A total of 73,394 articles were identified through initial database searches. After removal of duplicates and eligibility screening, 5 high-quality studies indexed in Scopus Q2 journals met all inclusion criteria and were included in the final synthesis. The study selection process is summarized in Figure 1 (PRISMA flow diagram).

Characteristics of included studies

The five studies represented various methodological designs including prospective observational studies, a case report, a literature review, and animal-based mechanistic research. These studies focused on gestational risk factors, neural and cardiac developmental anomalies, and associated neuro-ocular outcomes (Table 2). Figure 2 showing conceptual map how gestational factors relate to each condition.

Table 2

Table 2. Study included in the systematic review.

Figure 2

Figure 2. Conceptual map.

Human observational evidence

Linnell et al. (3) reported that obese mothers exhibited suboptimal folate supplementation, correlating with an increased risk of NTDs (GRADE = Moderate). Mohamed et al. (6) demonstrated that pulse oximetry reliably identified congenital heart defects in asymptomatic newborns (GRADE = Low). Santoro & Steffensen (8) reviewed CHD prevalence in Down-syndrome cohorts, noting a 0%–58% range and a strong association with intellectual disability (GRADE = Low).

Neural tube defects and maternal conditions

Two studies (1, 3) emphasized that maternal obesity and diabetes significantly compromise neural tube closure via metabolic and inflammatory pathways. Abnormal lipid accumulation in the visceral yolk sac, coupled with folate insufficiency, was linked to impaired lysosomal activity and increased NTD risk in murine models.

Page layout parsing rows
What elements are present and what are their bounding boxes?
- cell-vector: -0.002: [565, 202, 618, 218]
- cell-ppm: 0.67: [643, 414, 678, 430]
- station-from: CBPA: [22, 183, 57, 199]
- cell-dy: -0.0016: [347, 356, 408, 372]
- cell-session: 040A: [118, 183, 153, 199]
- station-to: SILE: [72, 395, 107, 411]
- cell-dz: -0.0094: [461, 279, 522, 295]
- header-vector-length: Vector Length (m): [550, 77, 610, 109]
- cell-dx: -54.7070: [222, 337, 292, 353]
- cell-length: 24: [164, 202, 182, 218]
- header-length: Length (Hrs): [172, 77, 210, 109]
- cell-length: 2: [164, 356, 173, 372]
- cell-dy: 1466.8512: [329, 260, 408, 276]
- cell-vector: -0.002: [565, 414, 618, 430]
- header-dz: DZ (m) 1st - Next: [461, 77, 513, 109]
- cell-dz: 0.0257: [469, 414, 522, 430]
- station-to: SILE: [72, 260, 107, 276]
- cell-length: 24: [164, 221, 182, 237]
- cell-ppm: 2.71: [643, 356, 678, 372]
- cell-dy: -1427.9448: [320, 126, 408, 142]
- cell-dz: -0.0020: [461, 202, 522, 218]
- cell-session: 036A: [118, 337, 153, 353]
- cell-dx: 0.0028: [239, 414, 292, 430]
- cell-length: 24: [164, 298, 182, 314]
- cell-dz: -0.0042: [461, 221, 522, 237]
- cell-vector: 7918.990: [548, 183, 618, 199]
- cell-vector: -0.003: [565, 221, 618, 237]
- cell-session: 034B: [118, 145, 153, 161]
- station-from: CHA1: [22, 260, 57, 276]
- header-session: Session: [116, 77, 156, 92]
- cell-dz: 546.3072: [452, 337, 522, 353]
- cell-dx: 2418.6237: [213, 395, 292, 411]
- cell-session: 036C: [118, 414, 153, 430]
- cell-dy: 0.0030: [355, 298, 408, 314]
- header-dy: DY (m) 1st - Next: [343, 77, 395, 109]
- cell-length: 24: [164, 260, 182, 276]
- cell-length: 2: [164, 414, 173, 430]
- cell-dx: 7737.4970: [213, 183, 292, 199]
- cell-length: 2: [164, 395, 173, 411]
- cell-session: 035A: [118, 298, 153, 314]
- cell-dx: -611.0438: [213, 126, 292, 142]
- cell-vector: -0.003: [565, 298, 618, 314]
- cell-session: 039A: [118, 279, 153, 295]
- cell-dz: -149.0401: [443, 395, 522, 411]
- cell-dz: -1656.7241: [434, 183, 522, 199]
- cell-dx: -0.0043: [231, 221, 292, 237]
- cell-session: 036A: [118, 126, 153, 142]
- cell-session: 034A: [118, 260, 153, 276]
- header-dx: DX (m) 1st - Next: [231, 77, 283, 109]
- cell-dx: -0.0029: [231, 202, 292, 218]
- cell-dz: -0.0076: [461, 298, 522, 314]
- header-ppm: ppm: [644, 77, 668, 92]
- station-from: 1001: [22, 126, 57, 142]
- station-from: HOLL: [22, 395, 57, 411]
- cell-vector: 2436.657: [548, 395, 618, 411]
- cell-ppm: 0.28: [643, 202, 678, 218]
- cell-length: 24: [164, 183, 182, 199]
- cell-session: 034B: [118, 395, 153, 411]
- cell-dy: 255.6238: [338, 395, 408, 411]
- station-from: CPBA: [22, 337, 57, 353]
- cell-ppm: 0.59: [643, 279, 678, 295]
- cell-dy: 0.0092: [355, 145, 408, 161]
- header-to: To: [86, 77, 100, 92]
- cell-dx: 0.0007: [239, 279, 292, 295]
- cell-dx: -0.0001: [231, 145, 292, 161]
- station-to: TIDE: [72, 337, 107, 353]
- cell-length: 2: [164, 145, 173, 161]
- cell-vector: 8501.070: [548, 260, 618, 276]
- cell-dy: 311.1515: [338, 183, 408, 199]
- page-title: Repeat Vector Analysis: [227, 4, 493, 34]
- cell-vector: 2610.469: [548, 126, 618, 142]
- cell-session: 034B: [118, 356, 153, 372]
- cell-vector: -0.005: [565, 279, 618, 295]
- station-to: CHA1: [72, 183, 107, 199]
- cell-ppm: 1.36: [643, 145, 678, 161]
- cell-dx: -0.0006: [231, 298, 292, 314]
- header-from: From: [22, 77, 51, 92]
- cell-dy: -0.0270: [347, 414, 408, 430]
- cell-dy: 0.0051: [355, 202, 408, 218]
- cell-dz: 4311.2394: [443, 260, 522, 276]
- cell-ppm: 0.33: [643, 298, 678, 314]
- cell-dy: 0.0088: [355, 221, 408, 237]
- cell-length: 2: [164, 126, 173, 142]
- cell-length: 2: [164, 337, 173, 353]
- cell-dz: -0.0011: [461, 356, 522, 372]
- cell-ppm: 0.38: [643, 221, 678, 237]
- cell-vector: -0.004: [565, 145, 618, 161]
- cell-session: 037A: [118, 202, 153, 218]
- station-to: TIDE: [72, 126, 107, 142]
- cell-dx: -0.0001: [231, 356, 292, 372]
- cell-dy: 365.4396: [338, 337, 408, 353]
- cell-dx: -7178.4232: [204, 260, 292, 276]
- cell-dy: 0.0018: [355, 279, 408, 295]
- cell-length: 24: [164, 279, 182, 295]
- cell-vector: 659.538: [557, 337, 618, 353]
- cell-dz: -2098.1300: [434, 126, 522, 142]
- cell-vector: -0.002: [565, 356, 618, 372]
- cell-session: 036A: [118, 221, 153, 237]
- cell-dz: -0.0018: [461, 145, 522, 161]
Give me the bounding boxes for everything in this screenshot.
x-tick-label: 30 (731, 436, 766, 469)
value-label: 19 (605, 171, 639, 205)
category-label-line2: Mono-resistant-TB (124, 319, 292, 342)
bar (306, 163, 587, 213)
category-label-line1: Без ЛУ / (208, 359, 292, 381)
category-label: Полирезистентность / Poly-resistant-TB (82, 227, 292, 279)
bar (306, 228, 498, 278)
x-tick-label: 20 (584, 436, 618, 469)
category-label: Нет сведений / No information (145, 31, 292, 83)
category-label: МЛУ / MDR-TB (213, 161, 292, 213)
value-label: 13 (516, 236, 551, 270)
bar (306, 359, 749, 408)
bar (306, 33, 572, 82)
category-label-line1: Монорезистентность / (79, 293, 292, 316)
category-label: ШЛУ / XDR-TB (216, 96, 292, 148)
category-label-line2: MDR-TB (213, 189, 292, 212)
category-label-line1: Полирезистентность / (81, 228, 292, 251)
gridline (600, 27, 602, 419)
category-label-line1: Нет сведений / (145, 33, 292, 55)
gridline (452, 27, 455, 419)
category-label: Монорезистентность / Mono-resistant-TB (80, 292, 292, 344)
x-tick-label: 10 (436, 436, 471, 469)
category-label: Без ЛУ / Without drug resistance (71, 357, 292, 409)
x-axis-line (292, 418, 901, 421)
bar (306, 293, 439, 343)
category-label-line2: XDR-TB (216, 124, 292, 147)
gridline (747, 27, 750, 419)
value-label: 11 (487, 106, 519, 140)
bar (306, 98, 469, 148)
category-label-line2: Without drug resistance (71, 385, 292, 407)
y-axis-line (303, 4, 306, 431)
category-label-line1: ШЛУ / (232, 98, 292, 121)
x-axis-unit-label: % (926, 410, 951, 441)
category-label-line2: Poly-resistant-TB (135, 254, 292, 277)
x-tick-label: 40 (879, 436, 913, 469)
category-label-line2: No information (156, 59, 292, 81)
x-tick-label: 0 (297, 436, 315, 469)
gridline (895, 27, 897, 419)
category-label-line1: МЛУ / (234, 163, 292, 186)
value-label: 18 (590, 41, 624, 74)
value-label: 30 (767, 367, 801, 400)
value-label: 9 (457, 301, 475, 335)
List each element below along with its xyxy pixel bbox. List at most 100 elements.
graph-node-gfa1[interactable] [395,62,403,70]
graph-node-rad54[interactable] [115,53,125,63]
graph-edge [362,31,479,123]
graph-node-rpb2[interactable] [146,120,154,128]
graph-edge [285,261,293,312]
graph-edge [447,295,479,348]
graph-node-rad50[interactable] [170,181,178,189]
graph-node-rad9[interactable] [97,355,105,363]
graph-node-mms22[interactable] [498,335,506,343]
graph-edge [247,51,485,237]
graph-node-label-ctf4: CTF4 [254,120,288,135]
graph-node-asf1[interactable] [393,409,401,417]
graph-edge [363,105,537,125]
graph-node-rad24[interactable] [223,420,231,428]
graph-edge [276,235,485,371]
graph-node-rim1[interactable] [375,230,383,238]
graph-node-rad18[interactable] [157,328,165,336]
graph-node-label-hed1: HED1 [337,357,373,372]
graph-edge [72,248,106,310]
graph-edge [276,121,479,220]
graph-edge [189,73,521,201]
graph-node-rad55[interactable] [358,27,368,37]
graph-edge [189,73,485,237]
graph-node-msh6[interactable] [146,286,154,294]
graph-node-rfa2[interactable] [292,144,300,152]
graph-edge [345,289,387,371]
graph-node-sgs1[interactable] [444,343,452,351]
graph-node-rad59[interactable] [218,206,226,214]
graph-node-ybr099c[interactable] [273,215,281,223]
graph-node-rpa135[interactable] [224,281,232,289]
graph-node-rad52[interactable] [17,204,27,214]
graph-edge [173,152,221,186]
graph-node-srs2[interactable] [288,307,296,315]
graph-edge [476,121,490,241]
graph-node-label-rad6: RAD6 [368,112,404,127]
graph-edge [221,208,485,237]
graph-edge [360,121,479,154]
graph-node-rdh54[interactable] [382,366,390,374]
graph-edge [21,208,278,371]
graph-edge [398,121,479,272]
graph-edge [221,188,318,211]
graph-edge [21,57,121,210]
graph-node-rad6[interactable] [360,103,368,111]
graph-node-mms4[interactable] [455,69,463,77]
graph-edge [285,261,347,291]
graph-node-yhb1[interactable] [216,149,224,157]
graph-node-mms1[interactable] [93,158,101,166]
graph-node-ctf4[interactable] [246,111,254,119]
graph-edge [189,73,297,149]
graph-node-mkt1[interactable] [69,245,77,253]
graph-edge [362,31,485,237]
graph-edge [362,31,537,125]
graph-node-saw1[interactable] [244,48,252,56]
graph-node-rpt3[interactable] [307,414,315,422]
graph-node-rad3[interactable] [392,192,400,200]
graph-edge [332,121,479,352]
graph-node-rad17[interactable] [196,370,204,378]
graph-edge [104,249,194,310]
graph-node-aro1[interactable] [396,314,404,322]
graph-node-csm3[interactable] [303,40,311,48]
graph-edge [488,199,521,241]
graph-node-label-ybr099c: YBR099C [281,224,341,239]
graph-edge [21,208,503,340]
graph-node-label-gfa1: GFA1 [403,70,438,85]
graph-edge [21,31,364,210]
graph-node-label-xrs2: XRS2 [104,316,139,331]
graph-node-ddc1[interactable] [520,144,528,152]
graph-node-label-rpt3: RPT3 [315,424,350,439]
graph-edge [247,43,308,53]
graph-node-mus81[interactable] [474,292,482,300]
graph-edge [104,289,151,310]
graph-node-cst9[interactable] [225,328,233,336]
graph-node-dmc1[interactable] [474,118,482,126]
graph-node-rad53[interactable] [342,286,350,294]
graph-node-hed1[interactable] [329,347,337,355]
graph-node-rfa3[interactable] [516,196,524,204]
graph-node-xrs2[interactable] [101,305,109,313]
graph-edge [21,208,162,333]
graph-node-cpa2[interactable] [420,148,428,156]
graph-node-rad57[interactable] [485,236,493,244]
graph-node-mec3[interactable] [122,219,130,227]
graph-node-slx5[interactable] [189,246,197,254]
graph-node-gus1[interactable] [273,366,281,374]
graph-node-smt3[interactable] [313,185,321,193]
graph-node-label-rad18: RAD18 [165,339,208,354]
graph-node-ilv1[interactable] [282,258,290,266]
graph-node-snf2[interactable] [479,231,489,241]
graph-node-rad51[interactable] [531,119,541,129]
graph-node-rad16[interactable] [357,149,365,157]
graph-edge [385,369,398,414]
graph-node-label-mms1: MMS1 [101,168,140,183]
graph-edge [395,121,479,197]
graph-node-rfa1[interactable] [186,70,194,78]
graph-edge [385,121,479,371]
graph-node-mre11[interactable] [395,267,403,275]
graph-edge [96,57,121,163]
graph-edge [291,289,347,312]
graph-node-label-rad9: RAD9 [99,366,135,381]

### REQUIRED WORK
a) Print the stretch of the systematic review text from "Characteristics of included" through "the systematic review.", word for word.
b) Proceed with the systematic review text on gestational risk factors, picking up after its final sentence.

### SOLVED PROBLEMS
a)
Characteristics of included studies

The five studies represented various methodological designs including prospective observational studies, a case report, a literature review, and animal-based mechanistic research. These studies focused on gestational risk factors, neural and cardiac developmental anomalies, and associated neuro-ocular outcomes (Table 2). Figure 2 showing conceptual map how gestational factors relate to each condition.

Table 2

Table 2. Study included in the systematic review.

b)
Eisenmenger syndrome and fetal cardiac development

Findings from Mohamed et al. (6) and Santoro and Steffensen (8) reinforced that congenital heart defects are prevalent in infants born to mothers with poor metabolic regulation or syndromic genetic backgrounds. Prenatal conditions like hyperglycemia were shown to influence early cardiac septation, heightening the risk of postnatal Eisenmenger progression.

Intellectual disability in congenital disorders

Santoro and Steffensen (8) reviewed literature showing that intellectual disability is highly prevalent in children with congenital heart disease, especially in Down syndrome, where altered neurodevelopmental signaling coexists with high CHD prevalence (20%–58%).

Visual eye disease in Eisenmenger syndrome

The case study by Ison, Dorman and Imrie (9) provided clinical evidence linking retinal vascular changes and iris microhemangiomas to ES-related chronic hypoxemia. These vascular anomalies resulted in non-traumatic hyphema and visual impairment in the adult patient.

Discussion

Neural tube defects and gestational history: molecular insights

Neural tube defects (NTDs) arise from failure in neural tube closure during early embryogenesis, typically within the first 28 days post-conception. This process depends critically on folate-mediated one-carbon metabolism, which drives nucleotide biosynthesis, methylation reactions, and cellular proliferation (3). Maternal folate deficiency, hyperglycemia, and obesity disrupt this pathway, contributing to defective neural fold fusion and apoptosis regulation. Additionally, signaling pathways such as Wnt/β-catenin, Notch, and Sonic Hedgehog (SHH) are essential in neural tube patterning and are modulated by metabolic cues. In maternal diabetes and obesity, lipotoxicity and oxidative stress impair Wnt signaling and disrupt chromatin remodeling, increasing the risk for NTDs (1, 2).

Eisenmenger syndrome: cardiac and vascular pathogenesis

Eisenmenger syndrome (ES) evolves from large, uncorrected congenital heart defects—most often ventricular septal defects (VSDs)—that lead to prolonged left-to-right shunting, followed by pulmonary hypertension and eventual shunt reversal. In-utero exposure to maternal hyperglycemia or hypoxia can interfere with cardiac looping and septation via dysregulation of NKX2.5, GATA4, and TBX5 gene expression (7). These transcription factors are critical in early cardiogenesis. Moreover, the TGF-β/BMP signaling axis, involved in vascular remodeling, becomes aberrant in ES, contributing to pulmonary arterial hypertension. Endothelial nitric oxide synthase (eNOS) dysfunction, mitochondrial ROS accumulation, and smooth muscle proliferation underlie the progressive vascular remodeling seen in ES patients (5).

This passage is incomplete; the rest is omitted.